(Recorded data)
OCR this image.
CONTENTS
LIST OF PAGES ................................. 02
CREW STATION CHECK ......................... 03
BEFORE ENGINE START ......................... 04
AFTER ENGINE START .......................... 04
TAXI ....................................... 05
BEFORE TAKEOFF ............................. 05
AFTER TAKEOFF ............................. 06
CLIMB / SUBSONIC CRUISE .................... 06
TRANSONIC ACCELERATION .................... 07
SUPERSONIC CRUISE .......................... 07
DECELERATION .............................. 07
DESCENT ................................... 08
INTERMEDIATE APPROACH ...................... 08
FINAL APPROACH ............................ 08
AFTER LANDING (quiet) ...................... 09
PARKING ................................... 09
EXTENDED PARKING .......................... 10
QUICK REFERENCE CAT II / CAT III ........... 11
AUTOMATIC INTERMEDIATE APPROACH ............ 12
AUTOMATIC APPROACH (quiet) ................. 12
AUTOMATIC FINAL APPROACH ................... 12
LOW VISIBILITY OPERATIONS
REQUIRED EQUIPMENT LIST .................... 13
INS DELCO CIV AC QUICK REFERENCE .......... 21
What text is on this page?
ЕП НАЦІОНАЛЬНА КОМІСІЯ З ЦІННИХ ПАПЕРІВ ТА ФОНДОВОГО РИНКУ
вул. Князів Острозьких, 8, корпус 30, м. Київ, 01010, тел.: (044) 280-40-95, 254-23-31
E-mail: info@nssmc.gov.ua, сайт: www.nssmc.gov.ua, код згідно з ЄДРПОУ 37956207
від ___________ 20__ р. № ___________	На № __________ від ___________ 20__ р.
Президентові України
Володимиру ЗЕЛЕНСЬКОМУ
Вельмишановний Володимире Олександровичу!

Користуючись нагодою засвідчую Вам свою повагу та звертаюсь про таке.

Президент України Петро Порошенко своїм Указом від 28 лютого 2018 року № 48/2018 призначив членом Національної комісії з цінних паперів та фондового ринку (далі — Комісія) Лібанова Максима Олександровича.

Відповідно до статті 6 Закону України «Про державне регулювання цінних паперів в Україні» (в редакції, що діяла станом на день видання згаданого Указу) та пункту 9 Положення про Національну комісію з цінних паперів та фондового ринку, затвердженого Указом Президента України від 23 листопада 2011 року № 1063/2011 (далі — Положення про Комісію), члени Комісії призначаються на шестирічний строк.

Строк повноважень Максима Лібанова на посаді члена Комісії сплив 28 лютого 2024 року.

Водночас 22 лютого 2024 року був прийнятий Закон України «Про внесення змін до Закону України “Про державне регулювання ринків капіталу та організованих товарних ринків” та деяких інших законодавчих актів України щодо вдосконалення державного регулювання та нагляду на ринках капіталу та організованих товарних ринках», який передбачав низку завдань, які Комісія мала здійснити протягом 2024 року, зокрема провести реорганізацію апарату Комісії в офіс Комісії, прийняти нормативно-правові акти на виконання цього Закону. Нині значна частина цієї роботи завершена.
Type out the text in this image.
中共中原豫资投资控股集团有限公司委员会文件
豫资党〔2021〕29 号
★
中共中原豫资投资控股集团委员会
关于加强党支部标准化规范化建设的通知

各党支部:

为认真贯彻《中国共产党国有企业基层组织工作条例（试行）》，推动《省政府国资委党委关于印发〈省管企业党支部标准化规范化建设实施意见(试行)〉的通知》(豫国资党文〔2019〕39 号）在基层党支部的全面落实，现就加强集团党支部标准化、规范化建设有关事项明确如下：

Given exercise.
Quote exactly the line containing "Type out the text in this image." and every later line through the end of the listing, and no other lines.

Worked answer.
Type out the text in this image.
中共中原豫资投资控股集团有限公司委员会文件
豫资党〔2021〕29 号
★
中共中原豫资投资控股集团委员会
关于加强党支部标准化规范化建设的通知

各党支部:

为认真贯彻《中国共产党国有企业基层组织工作条例（试行）》，推动《省政府国资委党委关于印发〈省管企业党支部标准化规范化建设实施意见(试行)〉的通知》(豫国资党文〔2019〕39 号）在基层党支部的全面落实，现就加强集团党支部标准化、规范化建设有关事项明确如下：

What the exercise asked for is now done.